▶ [Problem details]
Exclude the pictures and retype the entries as written.

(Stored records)
## Start

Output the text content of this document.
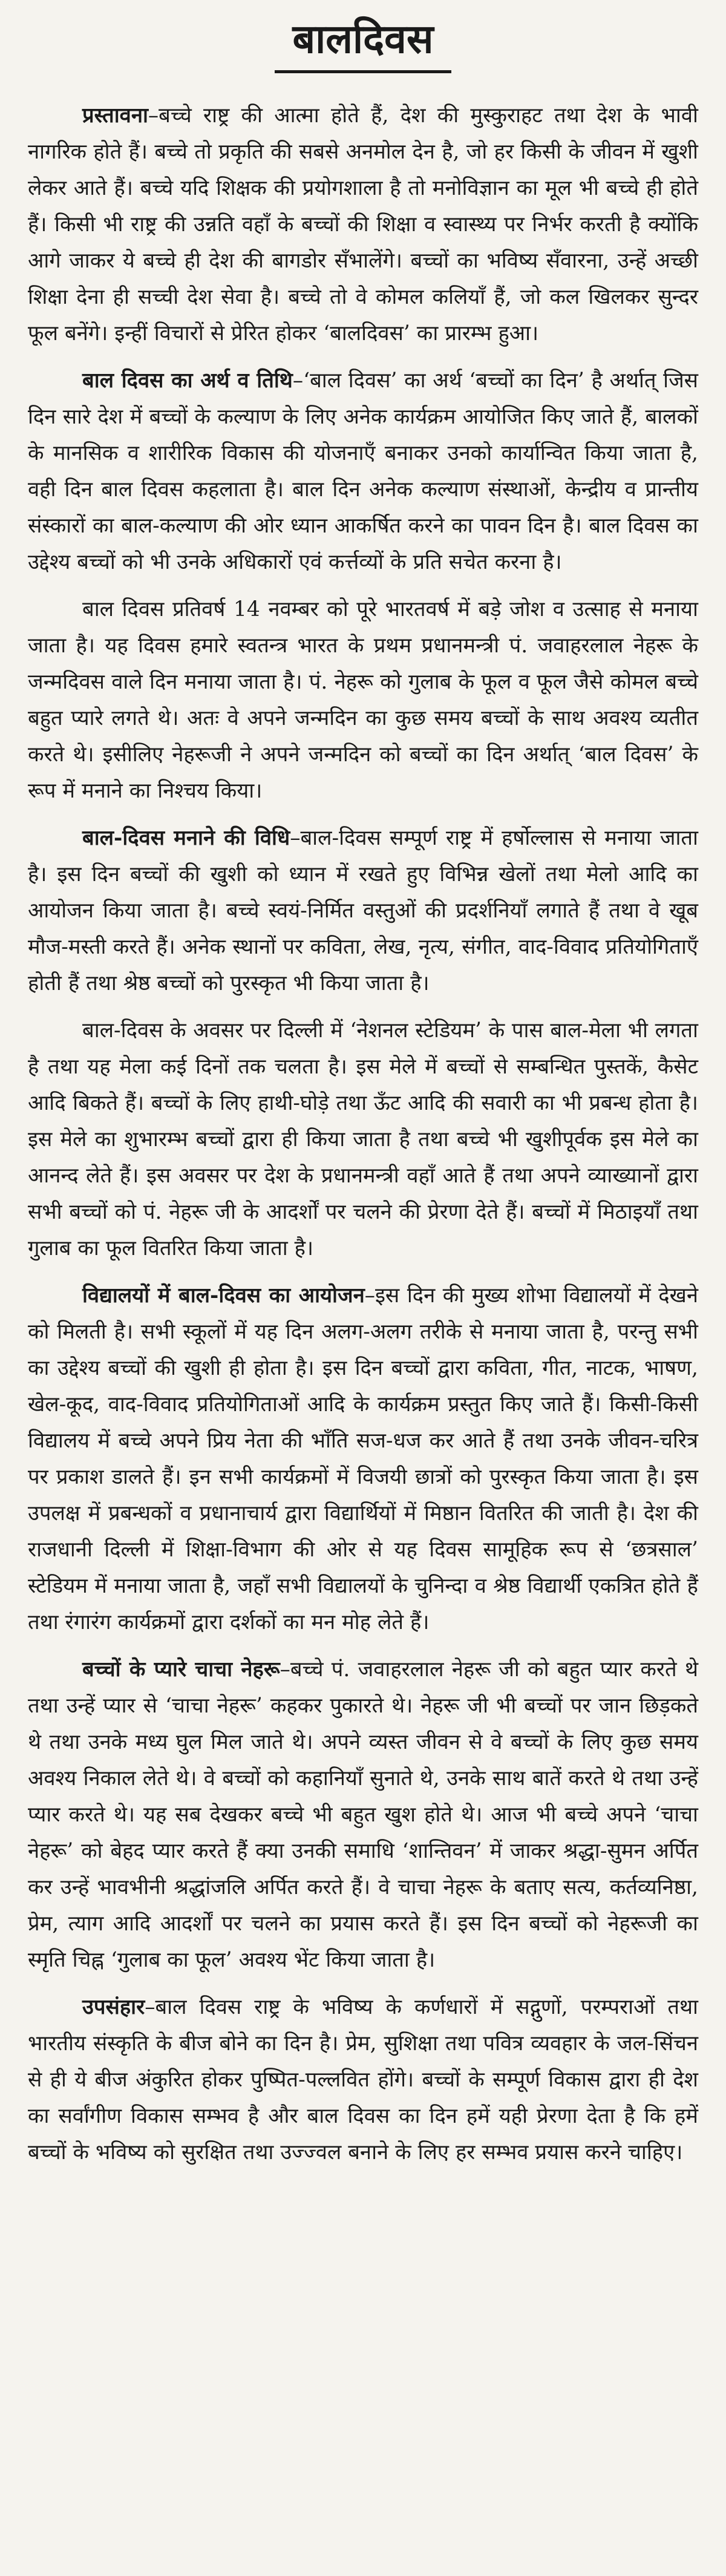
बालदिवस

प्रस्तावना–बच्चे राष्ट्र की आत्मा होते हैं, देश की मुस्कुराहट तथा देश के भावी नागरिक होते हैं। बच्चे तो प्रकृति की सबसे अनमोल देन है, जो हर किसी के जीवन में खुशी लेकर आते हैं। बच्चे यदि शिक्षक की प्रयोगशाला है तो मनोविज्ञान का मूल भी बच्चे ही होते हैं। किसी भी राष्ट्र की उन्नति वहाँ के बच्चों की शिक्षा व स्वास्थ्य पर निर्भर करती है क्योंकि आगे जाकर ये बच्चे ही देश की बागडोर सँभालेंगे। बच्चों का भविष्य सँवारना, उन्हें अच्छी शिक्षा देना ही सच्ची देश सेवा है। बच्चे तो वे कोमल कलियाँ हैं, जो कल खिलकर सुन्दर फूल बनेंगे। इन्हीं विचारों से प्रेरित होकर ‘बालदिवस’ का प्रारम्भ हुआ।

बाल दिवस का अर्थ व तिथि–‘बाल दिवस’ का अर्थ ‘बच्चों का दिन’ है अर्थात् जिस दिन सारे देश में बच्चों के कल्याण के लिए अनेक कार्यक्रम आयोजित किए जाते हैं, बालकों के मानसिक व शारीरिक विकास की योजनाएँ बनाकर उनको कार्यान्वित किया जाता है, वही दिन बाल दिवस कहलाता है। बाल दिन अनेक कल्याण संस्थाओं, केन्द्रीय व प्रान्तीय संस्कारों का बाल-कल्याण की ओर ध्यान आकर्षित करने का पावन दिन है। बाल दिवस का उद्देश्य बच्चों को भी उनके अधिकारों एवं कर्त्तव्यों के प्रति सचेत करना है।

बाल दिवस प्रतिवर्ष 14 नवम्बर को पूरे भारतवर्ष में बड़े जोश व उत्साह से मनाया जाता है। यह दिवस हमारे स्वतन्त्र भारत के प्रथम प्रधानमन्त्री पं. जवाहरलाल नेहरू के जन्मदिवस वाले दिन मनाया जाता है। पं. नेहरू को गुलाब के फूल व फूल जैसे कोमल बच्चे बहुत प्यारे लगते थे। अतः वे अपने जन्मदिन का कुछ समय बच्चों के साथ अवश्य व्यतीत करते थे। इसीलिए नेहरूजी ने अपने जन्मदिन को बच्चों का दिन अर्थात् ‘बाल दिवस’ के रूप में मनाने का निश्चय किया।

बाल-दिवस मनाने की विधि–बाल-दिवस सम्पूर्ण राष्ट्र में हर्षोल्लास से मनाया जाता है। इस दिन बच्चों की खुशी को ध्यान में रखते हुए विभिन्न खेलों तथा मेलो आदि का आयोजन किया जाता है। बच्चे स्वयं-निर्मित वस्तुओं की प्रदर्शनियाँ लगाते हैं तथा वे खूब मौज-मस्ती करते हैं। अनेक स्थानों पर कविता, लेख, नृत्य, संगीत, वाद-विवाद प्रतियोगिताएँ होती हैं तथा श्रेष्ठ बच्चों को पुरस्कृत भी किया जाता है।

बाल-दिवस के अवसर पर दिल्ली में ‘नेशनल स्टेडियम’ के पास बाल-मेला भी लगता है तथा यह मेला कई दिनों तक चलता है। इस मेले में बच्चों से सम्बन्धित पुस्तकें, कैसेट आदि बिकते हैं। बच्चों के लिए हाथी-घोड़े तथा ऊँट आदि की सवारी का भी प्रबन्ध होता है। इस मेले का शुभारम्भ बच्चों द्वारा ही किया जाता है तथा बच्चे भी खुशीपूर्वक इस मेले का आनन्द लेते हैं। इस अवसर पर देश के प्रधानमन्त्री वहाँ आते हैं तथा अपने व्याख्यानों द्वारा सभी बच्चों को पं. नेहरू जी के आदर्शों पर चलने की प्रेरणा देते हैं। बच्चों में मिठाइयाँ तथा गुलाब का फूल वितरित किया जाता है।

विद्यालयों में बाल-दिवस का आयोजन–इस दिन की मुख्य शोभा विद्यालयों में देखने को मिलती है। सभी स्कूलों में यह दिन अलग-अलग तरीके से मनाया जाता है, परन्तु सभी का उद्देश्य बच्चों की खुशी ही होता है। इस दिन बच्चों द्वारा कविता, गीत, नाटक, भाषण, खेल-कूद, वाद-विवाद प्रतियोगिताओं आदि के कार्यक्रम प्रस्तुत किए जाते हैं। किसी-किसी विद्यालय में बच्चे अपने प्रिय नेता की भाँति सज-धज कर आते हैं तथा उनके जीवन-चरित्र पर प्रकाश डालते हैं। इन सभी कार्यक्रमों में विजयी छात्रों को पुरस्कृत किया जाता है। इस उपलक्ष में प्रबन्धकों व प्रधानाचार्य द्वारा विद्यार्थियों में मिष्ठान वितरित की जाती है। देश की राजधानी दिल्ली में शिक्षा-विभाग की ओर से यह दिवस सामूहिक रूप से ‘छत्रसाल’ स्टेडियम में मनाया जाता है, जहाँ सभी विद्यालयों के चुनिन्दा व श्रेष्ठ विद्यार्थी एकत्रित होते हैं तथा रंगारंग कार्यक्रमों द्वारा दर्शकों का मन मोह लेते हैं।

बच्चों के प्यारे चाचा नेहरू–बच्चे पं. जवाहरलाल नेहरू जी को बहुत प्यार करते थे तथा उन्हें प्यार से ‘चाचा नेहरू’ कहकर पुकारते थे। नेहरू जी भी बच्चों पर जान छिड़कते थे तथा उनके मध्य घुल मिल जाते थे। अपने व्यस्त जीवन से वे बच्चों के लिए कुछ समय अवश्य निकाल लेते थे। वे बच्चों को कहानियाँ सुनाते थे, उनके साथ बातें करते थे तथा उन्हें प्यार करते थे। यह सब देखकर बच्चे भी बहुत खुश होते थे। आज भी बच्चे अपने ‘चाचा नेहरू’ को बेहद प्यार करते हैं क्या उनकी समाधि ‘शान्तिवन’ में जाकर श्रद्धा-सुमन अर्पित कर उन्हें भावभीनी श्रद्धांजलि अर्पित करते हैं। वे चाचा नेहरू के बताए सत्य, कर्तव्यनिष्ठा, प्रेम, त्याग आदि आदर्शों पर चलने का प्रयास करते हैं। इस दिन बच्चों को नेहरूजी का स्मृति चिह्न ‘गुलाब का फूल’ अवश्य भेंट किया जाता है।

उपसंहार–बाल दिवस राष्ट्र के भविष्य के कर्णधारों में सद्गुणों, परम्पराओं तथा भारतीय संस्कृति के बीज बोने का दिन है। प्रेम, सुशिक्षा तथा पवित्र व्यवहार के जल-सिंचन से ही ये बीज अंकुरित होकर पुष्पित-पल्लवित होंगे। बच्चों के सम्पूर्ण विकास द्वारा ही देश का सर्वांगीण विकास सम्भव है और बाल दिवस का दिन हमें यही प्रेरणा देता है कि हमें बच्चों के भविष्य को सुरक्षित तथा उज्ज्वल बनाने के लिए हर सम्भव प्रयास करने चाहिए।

## End

▶ [Response to the task]
Output the text content of this document.
बालदिवस

प्रस्तावना–बच्चे राष्ट्र की आत्मा होते हैं, देश की मुस्कुराहट तथा देश के भावी नागरिक होते हैं। बच्चे तो प्रकृति की सबसे अनमोल देन है, जो हर किसी के जीवन में खुशी लेकर आते हैं। बच्चे यदि शिक्षक की प्रयोगशाला है तो मनोविज्ञान का मूल भी बच्चे ही होते हैं। किसी भी राष्ट्र की उन्नति वहाँ के बच्चों की शिक्षा व स्वास्थ्य पर निर्भर करती है क्योंकि आगे जाकर ये बच्चे ही देश की बागडोर सँभालेंगे। बच्चों का भविष्य सँवारना, उन्हें अच्छी शिक्षा देना ही सच्ची देश सेवा है। बच्चे तो वे कोमल कलियाँ हैं, जो कल खिलकर सुन्दर फूल बनेंगे। इन्हीं विचारों से प्रेरित होकर ‘बालदिवस’ का प्रारम्भ हुआ।

बाल दिवस का अर्थ व तिथि–‘बाल दिवस’ का अर्थ ‘बच्चों का दिन’ है अर्थात् जिस दिन सारे देश में बच्चों के कल्याण के लिए अनेक कार्यक्रम आयोजित किए जाते हैं, बालकों के मानसिक व शारीरिक विकास की योजनाएँ बनाकर उनको कार्यान्वित किया जाता है, वही दिन बाल दिवस कहलाता है। बाल दिन अनेक कल्याण संस्थाओं, केन्द्रीय व प्रान्तीय संस्कारों का बाल-कल्याण की ओर ध्यान आकर्षित करने का पावन दिन है। बाल दिवस का उद्देश्य बच्चों को भी उनके अधिकारों एवं कर्त्तव्यों के प्रति सचेत करना है।

बाल दिवस प्रतिवर्ष 14 नवम्बर को पूरे भारतवर्ष में बड़े जोश व उत्साह से मनाया जाता है। यह दिवस हमारे स्वतन्त्र भारत के प्रथम प्रधानमन्त्री पं. जवाहरलाल नेहरू के जन्मदिवस वाले दिन मनाया जाता है। पं. नेहरू को गुलाब के फूल व फूल जैसे कोमल बच्चे बहुत प्यारे लगते थे। अतः वे अपने जन्मदिन का कुछ समय बच्चों के साथ अवश्य व्यतीत करते थे। इसीलिए नेहरूजी ने अपने जन्मदिन को बच्चों का दिन अर्थात् ‘बाल दिवस’ के रूप में मनाने का निश्चय किया।

बाल-दिवस मनाने की विधि–बाल-दिवस सम्पूर्ण राष्ट्र में हर्षोल्लास से मनाया जाता है। इस दिन बच्चों की खुशी को ध्यान में रखते हुए विभिन्न खेलों तथा मेलो आदि का आयोजन किया जाता है। बच्चे स्वयं-निर्मित वस्तुओं की प्रदर्शनियाँ लगाते हैं तथा वे खूब मौज-मस्ती करते हैं। अनेक स्थानों पर कविता, लेख, नृत्य, संगीत, वाद-विवाद प्रतियोगिताएँ होती हैं तथा श्रेष्ठ बच्चों को पुरस्कृत भी किया जाता है।

बाल-दिवस के अवसर पर दिल्ली में ‘नेशनल स्टेडियम’ के पास बाल-मेला भी लगता है तथा यह मेला कई दिनों तक चलता है। इस मेले में बच्चों से सम्बन्धित पुस्तकें, कैसेट आदि बिकते हैं। बच्चों के लिए हाथी-घोड़े तथा ऊँट आदि की सवारी का भी प्रबन्ध होता है। इस मेले का शुभारम्भ बच्चों द्वारा ही किया जाता है तथा बच्चे भी खुशीपूर्वक इस मेले का आनन्द लेते हैं। इस अवसर पर देश के प्रधानमन्त्री वहाँ आते हैं तथा अपने व्याख्यानों द्वारा सभी बच्चों को पं. नेहरू जी के आदर्शों पर चलने की प्रेरणा देते हैं। बच्चों में मिठाइयाँ तथा गुलाब का फूल वितरित किया जाता है।

विद्यालयों में बाल-दिवस का आयोजन–इस दिन की मुख्य शोभा विद्यालयों में देखने को मिलती है। सभी स्कूलों में यह दिन अलग-अलग तरीके से मनाया जाता है, परन्तु सभी का उद्देश्य बच्चों की खुशी ही होता है। इस दिन बच्चों द्वारा कविता, गीत, नाटक, भाषण, खेल-कूद, वाद-विवाद प्रतियोगिताओं आदि के कार्यक्रम प्रस्तुत किए जाते हैं। किसी-किसी विद्यालय में बच्चे अपने प्रिय नेता की भाँति सज-धज कर आते हैं तथा उनके जीवन-चरित्र पर प्रकाश डालते हैं। इन सभी कार्यक्रमों में विजयी छात्रों को पुरस्कृत किया जाता है। इस उपलक्ष में प्रबन्धकों व प्रधानाचार्य द्वारा विद्यार्थियों में मिष्ठान वितरित की जाती है। देश की राजधानी दिल्ली में शिक्षा-विभाग की ओर से यह दिवस सामूहिक रूप से ‘छत्रसाल’ स्टेडियम में मनाया जाता है, जहाँ सभी विद्यालयों के चुनिन्दा व श्रेष्ठ विद्यार्थी एकत्रित होते हैं तथा रंगारंग कार्यक्रमों द्वारा दर्शकों का मन मोह लेते हैं।

बच्चों के प्यारे चाचा नेहरू–बच्चे पं. जवाहरलाल नेहरू जी को बहुत प्यार करते थे तथा उन्हें प्यार से ‘चाचा नेहरू’ कहकर पुकारते थे। नेहरू जी भी बच्चों पर जान छिड़कते थे तथा उनके मध्य घुल मिल जाते थे। अपने व्यस्त जीवन से वे बच्चों के लिए कुछ समय अवश्य निकाल लेते थे। वे बच्चों को कहानियाँ सुनाते थे, उनके साथ बातें करते थे तथा उन्हें प्यार करते थे। यह सब देखकर बच्चे भी बहुत खुश होते थे। आज भी बच्चे अपने ‘चाचा नेहरू’ को बेहद प्यार करते हैं क्या उनकी समाधि ‘शान्तिवन’ में जाकर श्रद्धा-सुमन अर्पित कर उन्हें भावभीनी श्रद्धांजलि अर्पित करते हैं। वे चाचा नेहरू के बताए सत्य, कर्तव्यनिष्ठा, प्रेम, त्याग आदि आदर्शों पर चलने का प्रयास करते हैं। इस दिन बच्चों को नेहरूजी का स्मृति चिह्न ‘गुलाब का फूल’ अवश्य भेंट किया जाता है।

उपसंहार–बाल दिवस राष्ट्र के भविष्य के कर्णधारों में सद्गुणों, परम्पराओं तथा भारतीय संस्कृति के बीज बोने का दिन है। प्रेम, सुशिक्षा तथा पवित्र व्यवहार के जल-सिंचन से ही ये बीज अंकुरित होकर पुष्पित-पल्लवित होंगे। बच्चों के सम्पूर्ण विकास द्वारा ही देश का सर्वांगीण विकास सम्भव है और बाल दिवस का दिन हमें यही प्रेरणा देता है कि हमें बच्चों के भविष्य को सुरक्षित तथा उज्ज्वल बनाने के लिए हर सम्भव प्रयास करने चाहिए।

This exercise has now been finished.